Written instruction:
Copy out all lines in the data below containing the string "purchase".

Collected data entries
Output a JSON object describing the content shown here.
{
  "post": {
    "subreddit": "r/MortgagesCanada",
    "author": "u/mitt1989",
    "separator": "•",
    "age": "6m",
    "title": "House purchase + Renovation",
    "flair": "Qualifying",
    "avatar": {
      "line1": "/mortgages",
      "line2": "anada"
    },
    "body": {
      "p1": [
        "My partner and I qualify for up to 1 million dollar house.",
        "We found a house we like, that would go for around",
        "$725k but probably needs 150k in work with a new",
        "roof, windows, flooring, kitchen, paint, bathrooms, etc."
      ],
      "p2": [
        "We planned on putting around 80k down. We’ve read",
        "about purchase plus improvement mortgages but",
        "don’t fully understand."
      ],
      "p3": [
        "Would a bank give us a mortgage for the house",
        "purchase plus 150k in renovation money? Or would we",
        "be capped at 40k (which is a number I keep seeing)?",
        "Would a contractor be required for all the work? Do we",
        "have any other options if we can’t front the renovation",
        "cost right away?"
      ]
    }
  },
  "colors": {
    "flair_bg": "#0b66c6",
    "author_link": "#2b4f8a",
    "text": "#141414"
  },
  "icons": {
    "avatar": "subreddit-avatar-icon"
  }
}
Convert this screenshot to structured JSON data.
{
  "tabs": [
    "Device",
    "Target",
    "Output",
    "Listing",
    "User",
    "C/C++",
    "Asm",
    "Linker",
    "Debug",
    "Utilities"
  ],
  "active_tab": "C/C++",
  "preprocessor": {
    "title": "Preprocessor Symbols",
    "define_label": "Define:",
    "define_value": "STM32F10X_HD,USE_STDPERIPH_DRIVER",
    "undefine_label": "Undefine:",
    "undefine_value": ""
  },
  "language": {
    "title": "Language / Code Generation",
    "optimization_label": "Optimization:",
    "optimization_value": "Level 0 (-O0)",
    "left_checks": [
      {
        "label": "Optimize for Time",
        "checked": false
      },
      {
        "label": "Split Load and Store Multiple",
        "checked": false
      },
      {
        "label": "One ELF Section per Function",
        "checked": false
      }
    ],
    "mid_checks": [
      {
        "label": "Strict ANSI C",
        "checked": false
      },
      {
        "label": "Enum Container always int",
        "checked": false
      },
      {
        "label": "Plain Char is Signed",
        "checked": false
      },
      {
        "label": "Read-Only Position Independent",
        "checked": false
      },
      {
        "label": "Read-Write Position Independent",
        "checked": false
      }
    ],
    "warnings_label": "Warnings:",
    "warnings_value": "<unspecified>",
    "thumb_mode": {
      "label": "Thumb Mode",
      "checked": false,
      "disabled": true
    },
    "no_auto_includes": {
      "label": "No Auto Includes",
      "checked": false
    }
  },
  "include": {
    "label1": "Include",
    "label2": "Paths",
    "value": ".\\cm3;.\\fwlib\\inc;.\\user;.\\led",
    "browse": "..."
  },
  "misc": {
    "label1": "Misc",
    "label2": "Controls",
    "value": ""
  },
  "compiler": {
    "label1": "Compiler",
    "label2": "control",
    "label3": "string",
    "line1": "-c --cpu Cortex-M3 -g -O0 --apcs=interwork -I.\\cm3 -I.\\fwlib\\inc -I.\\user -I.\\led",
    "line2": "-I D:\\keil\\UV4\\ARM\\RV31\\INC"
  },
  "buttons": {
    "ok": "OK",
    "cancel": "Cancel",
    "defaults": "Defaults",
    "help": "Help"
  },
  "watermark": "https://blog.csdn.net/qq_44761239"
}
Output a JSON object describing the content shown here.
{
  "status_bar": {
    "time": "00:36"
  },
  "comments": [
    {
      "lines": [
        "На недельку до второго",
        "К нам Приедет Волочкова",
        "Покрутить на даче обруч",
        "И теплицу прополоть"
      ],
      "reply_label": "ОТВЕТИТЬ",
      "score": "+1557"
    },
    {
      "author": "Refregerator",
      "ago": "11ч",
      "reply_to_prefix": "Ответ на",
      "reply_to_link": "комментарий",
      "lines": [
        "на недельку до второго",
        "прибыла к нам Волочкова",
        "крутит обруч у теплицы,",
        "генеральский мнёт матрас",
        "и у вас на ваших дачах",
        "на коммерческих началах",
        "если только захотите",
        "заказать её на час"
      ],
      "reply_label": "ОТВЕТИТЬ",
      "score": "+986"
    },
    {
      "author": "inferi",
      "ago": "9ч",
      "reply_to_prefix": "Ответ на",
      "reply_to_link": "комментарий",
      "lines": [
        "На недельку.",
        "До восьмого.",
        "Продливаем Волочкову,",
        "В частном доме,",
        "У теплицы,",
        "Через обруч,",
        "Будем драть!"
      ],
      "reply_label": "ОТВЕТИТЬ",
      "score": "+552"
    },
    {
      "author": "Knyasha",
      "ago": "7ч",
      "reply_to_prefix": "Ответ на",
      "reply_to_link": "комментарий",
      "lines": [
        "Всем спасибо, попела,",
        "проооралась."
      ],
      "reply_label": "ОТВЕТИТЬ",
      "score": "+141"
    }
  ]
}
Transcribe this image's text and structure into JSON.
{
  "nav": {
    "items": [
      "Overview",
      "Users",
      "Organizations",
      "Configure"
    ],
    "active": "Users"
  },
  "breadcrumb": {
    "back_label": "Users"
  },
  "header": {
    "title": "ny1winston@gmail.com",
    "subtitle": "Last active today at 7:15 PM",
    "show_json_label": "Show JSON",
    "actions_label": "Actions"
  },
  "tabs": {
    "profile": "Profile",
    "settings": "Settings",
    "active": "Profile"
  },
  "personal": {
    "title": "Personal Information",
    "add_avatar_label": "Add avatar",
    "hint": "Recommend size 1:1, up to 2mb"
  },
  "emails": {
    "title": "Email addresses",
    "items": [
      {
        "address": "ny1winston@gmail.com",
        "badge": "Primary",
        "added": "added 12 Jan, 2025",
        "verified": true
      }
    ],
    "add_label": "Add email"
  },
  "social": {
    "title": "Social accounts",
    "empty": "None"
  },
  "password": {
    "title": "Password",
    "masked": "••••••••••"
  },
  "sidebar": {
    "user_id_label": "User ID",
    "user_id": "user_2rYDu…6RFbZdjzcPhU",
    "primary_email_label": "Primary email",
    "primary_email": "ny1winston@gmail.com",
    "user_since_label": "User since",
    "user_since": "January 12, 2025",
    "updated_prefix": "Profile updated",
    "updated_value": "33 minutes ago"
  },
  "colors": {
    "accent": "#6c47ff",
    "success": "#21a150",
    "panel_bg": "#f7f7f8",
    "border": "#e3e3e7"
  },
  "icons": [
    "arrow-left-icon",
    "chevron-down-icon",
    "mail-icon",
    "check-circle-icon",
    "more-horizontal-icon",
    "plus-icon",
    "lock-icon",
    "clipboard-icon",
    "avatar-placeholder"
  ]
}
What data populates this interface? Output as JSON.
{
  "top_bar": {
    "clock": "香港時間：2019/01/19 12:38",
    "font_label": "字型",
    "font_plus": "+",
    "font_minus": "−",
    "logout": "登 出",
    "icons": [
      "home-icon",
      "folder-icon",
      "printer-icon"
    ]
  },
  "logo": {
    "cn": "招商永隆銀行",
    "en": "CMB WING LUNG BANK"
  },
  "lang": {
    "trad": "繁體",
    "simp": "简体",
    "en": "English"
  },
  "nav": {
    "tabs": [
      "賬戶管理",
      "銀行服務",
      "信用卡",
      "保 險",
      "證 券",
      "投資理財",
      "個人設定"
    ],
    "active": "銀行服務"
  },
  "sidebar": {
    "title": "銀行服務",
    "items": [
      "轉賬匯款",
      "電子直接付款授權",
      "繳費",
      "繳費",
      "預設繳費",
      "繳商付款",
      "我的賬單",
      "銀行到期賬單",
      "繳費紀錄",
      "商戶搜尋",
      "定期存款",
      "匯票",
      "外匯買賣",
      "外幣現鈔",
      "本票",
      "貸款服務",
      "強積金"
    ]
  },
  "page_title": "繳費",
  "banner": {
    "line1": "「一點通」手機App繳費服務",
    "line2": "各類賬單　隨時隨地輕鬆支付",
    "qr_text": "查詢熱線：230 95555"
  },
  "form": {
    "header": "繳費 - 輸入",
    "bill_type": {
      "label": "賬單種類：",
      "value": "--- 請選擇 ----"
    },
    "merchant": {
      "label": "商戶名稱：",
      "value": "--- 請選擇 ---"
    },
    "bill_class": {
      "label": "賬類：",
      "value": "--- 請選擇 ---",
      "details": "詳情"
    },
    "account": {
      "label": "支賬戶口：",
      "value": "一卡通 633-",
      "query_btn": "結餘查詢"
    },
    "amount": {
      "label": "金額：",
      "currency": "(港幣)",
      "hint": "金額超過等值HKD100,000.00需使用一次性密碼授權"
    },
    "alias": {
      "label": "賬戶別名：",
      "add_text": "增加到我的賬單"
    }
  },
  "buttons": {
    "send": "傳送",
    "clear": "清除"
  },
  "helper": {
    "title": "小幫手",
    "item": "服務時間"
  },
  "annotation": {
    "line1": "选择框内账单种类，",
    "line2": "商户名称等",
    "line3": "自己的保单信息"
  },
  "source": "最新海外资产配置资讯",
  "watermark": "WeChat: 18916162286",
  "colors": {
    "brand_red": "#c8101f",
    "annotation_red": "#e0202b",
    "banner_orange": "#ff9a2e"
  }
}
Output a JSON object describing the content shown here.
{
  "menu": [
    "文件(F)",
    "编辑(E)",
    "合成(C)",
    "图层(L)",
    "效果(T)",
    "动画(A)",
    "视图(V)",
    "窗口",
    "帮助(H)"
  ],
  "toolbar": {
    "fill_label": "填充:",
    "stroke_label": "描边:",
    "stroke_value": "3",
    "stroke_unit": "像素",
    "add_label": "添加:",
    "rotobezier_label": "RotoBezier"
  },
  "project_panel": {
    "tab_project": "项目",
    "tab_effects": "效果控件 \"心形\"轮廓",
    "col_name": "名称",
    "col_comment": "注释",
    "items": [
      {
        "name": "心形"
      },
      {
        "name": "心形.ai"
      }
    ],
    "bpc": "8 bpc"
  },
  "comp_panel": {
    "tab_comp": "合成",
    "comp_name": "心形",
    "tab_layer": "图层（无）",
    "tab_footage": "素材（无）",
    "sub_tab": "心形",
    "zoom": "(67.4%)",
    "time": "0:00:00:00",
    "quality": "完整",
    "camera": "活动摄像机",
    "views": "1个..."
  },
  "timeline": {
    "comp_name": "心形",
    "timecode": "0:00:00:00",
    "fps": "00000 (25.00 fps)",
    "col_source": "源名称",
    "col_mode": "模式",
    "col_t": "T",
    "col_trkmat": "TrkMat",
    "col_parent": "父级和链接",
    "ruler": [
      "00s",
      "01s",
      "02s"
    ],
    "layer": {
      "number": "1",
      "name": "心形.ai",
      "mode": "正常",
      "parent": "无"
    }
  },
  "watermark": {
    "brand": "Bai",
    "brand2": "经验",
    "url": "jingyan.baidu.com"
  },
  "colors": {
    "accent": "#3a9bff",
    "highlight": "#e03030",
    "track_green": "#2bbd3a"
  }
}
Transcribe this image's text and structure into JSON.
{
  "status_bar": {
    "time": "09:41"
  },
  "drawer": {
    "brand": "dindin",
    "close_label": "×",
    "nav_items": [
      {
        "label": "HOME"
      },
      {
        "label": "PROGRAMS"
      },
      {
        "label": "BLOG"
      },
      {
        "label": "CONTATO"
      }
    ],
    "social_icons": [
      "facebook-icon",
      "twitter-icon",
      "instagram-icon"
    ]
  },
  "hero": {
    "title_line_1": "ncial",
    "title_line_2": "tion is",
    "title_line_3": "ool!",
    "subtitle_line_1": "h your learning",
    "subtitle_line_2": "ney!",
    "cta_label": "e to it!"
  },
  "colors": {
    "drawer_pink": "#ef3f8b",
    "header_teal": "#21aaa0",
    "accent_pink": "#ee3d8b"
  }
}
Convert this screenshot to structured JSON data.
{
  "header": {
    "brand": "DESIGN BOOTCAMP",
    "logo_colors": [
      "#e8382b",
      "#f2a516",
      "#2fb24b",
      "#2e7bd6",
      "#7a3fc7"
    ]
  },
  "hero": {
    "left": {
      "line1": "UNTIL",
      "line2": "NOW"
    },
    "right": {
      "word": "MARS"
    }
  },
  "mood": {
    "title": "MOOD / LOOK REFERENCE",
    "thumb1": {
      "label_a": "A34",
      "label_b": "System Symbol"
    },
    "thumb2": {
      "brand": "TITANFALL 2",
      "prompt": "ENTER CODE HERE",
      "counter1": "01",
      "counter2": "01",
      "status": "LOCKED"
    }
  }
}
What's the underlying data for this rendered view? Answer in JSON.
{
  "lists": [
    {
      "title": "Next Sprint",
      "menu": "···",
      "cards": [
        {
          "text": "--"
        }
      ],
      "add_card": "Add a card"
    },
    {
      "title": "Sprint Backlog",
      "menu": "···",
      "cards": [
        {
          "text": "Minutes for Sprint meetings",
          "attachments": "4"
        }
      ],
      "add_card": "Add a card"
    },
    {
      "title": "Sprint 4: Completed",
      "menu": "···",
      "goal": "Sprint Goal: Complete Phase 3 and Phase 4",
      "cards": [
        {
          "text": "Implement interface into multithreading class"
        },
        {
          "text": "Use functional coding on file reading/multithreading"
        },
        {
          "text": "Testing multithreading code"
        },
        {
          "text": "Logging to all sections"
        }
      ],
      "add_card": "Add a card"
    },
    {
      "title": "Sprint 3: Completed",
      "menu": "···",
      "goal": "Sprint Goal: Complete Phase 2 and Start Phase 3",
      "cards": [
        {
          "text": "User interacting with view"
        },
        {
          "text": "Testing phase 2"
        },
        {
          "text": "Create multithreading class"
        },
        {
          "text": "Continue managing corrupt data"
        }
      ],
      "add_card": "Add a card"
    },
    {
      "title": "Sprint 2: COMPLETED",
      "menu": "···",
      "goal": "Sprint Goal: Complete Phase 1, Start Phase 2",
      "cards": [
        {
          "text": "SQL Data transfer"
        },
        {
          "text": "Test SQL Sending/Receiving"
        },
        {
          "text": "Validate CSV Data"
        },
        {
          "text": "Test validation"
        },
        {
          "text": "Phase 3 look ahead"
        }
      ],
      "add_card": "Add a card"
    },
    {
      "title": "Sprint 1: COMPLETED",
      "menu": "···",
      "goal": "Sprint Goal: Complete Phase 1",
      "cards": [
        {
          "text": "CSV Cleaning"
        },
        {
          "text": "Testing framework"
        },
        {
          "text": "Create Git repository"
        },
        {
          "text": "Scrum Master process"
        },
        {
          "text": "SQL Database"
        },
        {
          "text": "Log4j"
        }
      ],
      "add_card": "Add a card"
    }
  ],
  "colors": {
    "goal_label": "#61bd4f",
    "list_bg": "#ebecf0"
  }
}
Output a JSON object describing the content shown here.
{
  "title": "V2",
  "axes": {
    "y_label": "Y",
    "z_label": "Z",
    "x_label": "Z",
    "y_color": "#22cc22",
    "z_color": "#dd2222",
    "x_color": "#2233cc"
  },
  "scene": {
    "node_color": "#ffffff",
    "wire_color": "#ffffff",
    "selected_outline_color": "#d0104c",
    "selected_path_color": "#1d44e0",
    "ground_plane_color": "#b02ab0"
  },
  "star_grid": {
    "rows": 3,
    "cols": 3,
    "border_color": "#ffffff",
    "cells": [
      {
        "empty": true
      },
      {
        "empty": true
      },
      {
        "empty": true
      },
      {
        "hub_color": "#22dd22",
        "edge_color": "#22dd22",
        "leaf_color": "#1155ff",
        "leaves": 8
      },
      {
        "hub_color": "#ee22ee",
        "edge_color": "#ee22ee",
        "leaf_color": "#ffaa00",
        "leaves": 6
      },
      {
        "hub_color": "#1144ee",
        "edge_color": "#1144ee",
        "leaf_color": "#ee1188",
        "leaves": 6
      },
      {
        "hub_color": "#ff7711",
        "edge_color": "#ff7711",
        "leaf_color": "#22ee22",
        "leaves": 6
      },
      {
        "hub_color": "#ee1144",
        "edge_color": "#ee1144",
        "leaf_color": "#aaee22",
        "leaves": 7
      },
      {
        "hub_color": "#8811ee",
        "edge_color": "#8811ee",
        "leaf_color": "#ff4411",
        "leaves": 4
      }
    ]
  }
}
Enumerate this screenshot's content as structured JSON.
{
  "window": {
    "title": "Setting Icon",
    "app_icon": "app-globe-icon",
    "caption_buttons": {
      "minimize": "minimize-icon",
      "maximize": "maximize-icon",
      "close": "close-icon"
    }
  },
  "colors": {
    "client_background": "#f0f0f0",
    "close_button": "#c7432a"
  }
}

Full answer:
    "title": "House purchase + Renovation",
        "about purchase plus improvement mortgages but",
        "purchase plus 150k in renovation money? Or would we",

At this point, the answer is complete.